--- Fragmento ---

Volviendo al ornato, el resto de lo realizado en el siglo XX ha sido más bien poco y de discreta, cuando no de ínfima calidad. Nunca ha existido al respecto una planificación, ni un presupuesto mínimo. Solamente así se explica que algunos zamoranos universales, como Claudio Rodríguez, no tengan todavía un monumento, y que en los pocos y pacatos encargos se haya prescindido de algunos de nuestros mejores escultores vivos. Con ser grave esto no es lo peor, toda vez que los proyectos que se concretan resultan cuanto menos anacrónicos y decepcionantes. Como es el caso del recién inaugurado monumento al general Pablo Morillo, escultura regalada por las reales academias, cosa de agradecer, pero que parece rescatada del imaginario de la Restauración, tan propenso a la exaltación de héroes y gestas patrias, y que recuerda demasiado al Morillo del Monumento a los Héroes del Puente Sampayo, que Julio González-Pola realizase para Pontevedra en 1909. La escultura, si es que ha de contarse en su haber, no parece concebida por Ramón Abrantes, antes bien es hija de aquel gusto por lo anecdótico propio de Benlliure, Querol, Bellver, Suñol… sin llegar, claro está, a emparentar su modelado en calidad y resultado.

Parece pues absurdo decorar nuestras plazas y jardines teniendo como referente la estética del realismo historicista, como si el tiempo estuviera detenido y el arte no evolucionase. De manera que cabe esperar no prospere esa no menos rancia propuesta de colocar un clon de la escultura de Sagasta, que Pablo Gibert hiciese en 1891 para su Logroño natal, y que víctima de la vesania falangista, que en 1941 le arrancó la cabeza y la arrojó al Ebro, hubo de ser recompuesta en 1976 por el artista riojano Jesús Infante.

---

=== La tarea ===
Repite al pie de la letra el tramo del fragmento sobre el ornato público que comienza con "Parece pues absurdo" y continúa hasta "riojano Jesús Infante.". Estas filas proceden de otra fuente distinta.

--- Filas de datos ---

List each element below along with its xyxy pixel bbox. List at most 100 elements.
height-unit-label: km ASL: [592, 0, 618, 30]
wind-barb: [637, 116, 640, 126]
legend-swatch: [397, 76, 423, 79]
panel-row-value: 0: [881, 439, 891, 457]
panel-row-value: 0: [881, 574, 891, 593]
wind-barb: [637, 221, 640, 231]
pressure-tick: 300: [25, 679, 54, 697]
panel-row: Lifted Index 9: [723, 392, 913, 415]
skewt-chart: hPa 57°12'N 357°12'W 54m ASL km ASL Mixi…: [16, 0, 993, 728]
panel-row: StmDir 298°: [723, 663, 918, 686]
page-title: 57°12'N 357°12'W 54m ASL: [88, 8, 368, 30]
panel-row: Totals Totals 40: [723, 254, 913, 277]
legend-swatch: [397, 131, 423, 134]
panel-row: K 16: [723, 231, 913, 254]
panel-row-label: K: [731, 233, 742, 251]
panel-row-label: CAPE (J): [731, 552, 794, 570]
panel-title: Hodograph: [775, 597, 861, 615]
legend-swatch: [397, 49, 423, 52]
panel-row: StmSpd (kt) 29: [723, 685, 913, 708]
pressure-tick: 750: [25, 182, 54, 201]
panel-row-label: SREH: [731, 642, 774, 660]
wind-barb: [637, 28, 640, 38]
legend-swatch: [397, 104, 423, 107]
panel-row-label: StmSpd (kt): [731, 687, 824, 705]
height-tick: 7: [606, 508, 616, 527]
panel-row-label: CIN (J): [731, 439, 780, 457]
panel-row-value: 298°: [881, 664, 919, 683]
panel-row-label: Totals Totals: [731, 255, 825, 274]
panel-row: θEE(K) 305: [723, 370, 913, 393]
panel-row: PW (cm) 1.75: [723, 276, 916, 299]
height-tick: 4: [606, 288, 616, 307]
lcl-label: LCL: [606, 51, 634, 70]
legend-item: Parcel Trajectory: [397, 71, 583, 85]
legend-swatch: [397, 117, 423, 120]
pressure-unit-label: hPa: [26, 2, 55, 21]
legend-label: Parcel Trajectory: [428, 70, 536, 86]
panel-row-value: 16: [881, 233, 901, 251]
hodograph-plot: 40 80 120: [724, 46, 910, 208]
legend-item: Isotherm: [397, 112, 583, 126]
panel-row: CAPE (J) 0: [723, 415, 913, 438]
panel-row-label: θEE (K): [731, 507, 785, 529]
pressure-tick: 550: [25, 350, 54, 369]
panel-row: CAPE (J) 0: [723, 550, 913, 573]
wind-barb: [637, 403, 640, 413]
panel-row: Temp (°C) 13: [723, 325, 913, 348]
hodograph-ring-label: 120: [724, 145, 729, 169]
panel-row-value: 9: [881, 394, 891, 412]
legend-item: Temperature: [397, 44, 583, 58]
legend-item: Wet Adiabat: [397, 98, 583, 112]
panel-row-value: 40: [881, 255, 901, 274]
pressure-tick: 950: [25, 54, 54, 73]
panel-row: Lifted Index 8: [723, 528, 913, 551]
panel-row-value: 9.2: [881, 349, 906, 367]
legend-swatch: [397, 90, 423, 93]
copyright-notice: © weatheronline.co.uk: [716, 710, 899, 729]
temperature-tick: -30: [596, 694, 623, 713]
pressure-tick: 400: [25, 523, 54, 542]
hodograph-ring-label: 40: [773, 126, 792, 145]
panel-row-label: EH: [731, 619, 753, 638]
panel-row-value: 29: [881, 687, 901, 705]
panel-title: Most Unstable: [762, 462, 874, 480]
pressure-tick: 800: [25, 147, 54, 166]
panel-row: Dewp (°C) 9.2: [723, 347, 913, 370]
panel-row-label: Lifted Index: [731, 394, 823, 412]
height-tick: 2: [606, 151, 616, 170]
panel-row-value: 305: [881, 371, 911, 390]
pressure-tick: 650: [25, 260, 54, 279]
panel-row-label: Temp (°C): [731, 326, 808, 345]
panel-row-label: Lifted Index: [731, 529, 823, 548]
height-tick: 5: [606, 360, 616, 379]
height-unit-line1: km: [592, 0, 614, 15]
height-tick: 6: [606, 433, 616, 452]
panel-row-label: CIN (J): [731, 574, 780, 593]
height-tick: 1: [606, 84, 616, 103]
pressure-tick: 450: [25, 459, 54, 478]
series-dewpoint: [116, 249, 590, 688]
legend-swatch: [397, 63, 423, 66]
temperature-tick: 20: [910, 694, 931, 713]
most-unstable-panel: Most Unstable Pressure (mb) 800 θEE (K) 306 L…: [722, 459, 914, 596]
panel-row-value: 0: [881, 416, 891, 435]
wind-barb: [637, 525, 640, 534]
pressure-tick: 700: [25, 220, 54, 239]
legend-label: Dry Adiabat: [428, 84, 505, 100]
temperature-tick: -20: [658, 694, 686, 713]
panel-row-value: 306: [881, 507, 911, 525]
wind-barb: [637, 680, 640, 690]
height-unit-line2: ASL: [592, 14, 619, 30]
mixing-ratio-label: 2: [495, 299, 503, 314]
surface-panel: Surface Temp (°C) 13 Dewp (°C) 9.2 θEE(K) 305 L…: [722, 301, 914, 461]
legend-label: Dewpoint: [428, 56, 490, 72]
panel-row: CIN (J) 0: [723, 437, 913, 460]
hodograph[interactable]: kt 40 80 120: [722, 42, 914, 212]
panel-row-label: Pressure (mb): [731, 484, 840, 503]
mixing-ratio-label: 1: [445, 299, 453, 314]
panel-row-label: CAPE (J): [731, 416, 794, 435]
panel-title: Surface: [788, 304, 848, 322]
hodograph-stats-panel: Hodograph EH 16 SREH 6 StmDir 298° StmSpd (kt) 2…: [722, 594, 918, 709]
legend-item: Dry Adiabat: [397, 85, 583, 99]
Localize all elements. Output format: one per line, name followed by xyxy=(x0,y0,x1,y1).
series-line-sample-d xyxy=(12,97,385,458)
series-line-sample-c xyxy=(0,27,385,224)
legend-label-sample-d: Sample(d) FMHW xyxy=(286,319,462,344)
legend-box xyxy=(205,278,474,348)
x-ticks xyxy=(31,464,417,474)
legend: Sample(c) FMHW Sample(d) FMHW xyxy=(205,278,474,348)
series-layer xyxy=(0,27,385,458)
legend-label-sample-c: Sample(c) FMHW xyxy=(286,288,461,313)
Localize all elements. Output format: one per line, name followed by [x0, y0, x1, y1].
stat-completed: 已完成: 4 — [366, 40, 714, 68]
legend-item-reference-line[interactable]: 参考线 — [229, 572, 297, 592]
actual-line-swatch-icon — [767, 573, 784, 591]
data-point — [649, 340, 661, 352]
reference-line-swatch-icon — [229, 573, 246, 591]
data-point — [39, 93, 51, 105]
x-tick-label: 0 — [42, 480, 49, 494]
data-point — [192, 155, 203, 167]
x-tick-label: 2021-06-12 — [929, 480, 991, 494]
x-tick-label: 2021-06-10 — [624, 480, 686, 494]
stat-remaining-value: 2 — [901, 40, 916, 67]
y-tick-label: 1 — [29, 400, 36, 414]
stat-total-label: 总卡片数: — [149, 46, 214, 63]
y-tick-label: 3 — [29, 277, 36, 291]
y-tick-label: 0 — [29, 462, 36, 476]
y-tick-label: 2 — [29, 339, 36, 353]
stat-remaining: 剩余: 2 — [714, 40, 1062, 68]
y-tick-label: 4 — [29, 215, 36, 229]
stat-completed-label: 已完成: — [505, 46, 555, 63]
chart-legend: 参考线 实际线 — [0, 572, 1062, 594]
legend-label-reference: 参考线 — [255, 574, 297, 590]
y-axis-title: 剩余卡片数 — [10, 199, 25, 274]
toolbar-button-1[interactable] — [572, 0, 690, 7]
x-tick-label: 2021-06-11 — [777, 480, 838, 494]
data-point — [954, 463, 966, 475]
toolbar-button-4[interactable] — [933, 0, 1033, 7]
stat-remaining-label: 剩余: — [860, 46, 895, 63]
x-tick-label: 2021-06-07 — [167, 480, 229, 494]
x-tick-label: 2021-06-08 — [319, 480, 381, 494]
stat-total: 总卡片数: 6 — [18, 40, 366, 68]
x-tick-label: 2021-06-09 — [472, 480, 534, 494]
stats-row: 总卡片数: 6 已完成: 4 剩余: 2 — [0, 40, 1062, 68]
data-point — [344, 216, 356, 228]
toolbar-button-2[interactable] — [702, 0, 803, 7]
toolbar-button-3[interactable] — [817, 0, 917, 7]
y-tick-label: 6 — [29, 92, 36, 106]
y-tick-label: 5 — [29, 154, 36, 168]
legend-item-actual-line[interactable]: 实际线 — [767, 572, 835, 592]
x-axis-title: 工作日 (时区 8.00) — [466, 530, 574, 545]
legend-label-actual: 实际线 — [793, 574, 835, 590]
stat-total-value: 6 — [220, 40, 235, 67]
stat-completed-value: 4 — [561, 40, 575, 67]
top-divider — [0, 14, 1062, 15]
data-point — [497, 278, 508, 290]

---

=== Ejercicio resuelto ===
Parece pues absurdo decorar nuestras plazas y jardines teniendo como referente la estética del realismo historicista, como si el tiempo estuviera detenido y el arte no evolucionase. De manera que cabe esperar no prospere esa no menos rancia propuesta de colocar un clon de la escultura de Sagasta, que Pablo Gibert hiciese en 1891 para su Logroño natal, y que víctima de la vesania falangista, que en 1941 le arrancó la cabeza y la arrojó al Ebro, hubo de ser recompuesta en 1976 por el artista riojano Jesús Infante.